Challenge: Take every line from the listing below that includes "time" and copy it.

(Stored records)
----------
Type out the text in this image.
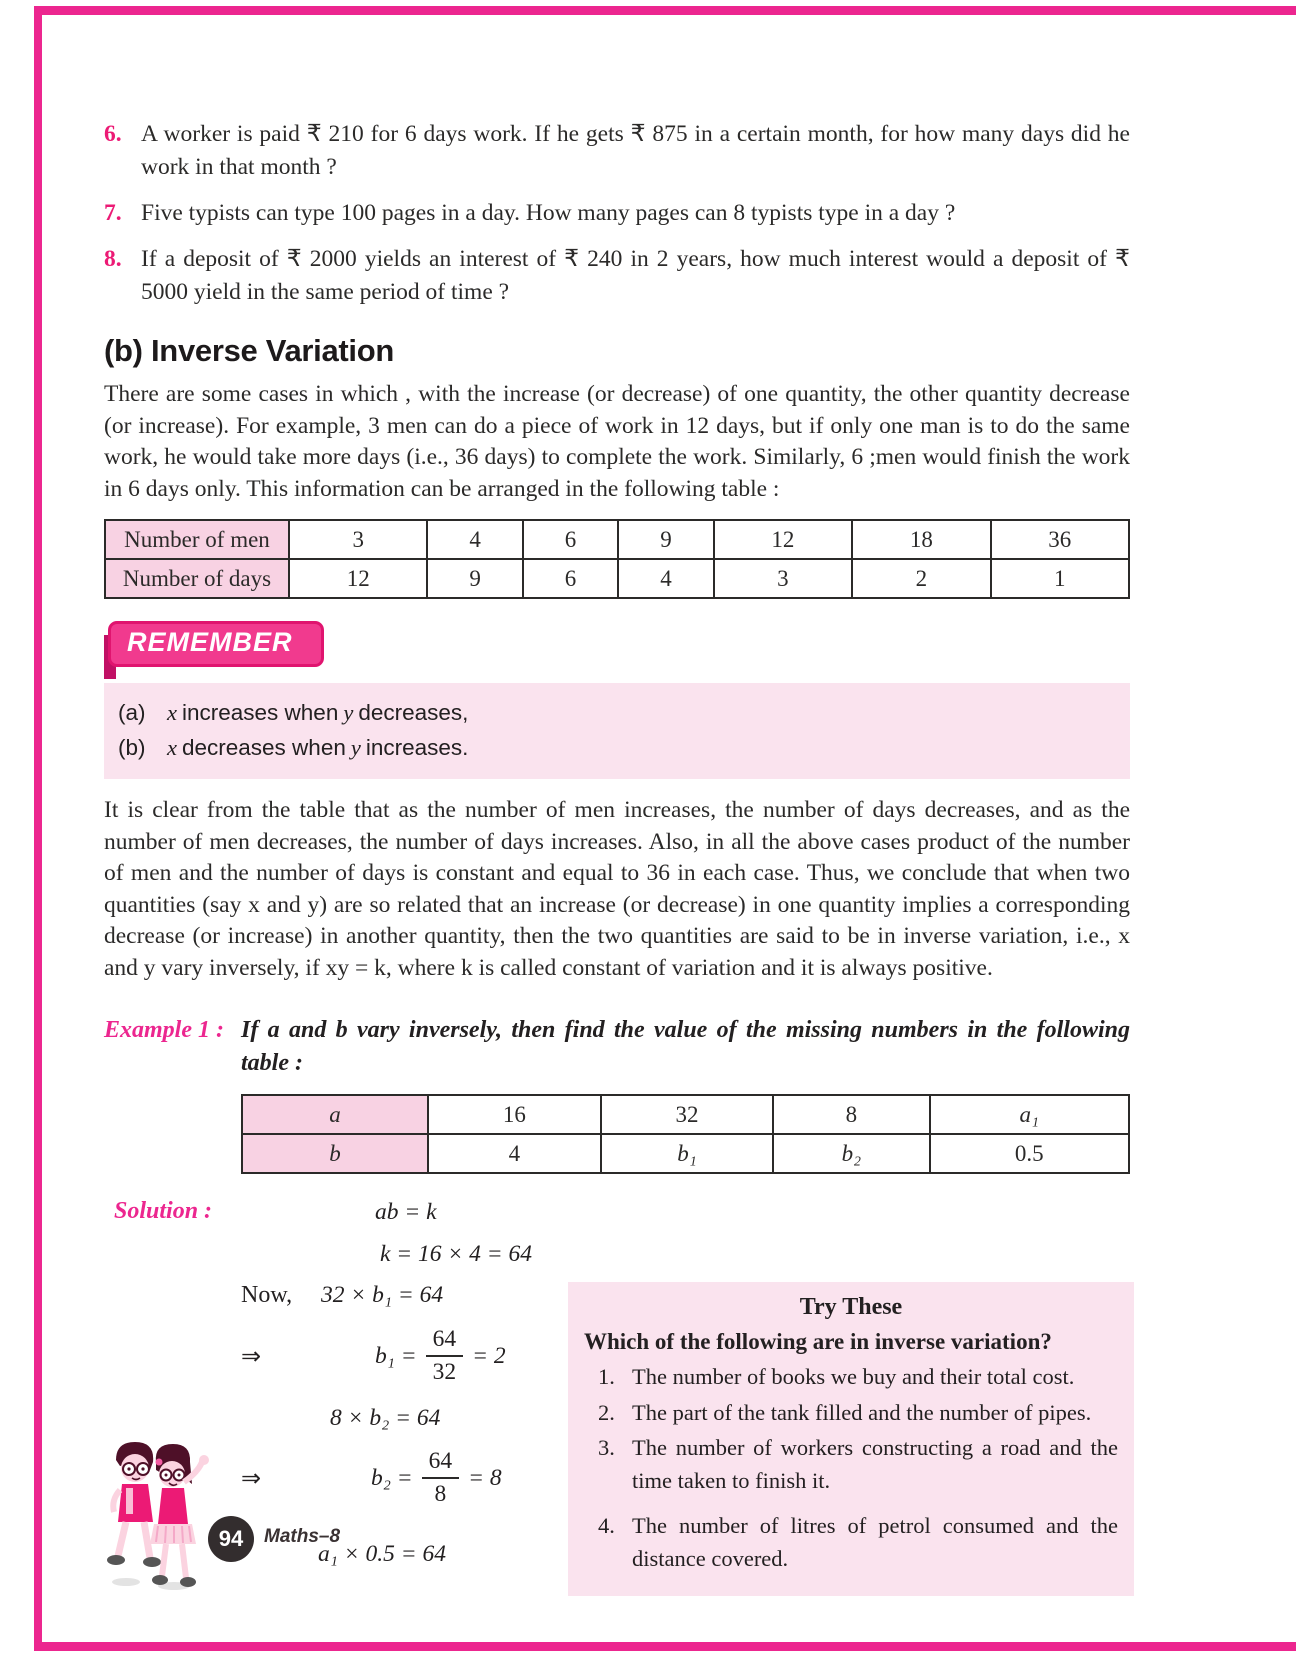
6. A worker is paid ₹ 210 for 6 days work. If he gets ₹ 875 in a certain month, for how many days did he work in that month ?
7. Five typists can type 100 pages in a day. How many pages can 8 typists type in a day ?
8. If a deposit of ₹ 2000 yields an interest of ₹ 240 in 2 years, how much interest would a deposit of ₹ 5000 yield in the same period of time ?
(b) Inverse Variation
There are some cases in which , with the increase (or decrease) of one quantity, the other quantity decrease (or increase). For example, 3 men can do a piece of work in 12 days, but if only one man is to do the same work, he would take more days (i.e., 36 days) to complete the work. Similarly, 6 ;men would finish the work in 6 days only. This information can be arranged in the following table :
Number of men	3	4	6	9	12	18	36
Number of days	12	9	6	4	3	2	1
REMEMBER
(a) x increases when y decreases,
(b) x decreases when y increases.
It is clear from the table that as the number of men increases, the number of days decreases, and as the number of men decreases, the number of days increases. Also, in all the above cases product of the number of men and the number of days is constant and equal to 36 in each case. Thus, we conclude that when two quantities (say x and y) are so related that an increase (or decrease) in one quantity implies a corresponding decrease (or increase) in another quantity, then the two quantities are said to be in inverse variation, i.e., x and y vary inversely, if xy = k, where k is called constant of variation and it is always positive.
Example 1 : If a and b vary inversely, then find the value of the missing numbers in the following table :
a	16	32	8	a₁
b	4	b₁	b₂	0.5
Solution :	ab = k
k = 16 × 4 = 64
Now,	32 × b₁ = 64
⇒	$b_1 = \frac{64}{32} = 2$
8 × b₂ = 64
⇒	$b_2 = \frac{64}{8} = 8$
a₁ × 0.5 = 64
Try These
Which of the following are in inverse variation?
1. The number of books we buy and their total cost.
2. The part of the tank filled and the number of pipes.
3. The number of workers constructing a road and the time taken to finish it.
4. The number of litres of petrol consumed and the distance covered.
94	Maths–8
----------
Reply to the task:
8. If a deposit of ₹ 2000 yields an interest of ₹ 240 in 2 years, how much interest would a deposit of ₹ 5000 yield in the same period of time ?
3. The number of workers constructing a road and the time taken to finish it.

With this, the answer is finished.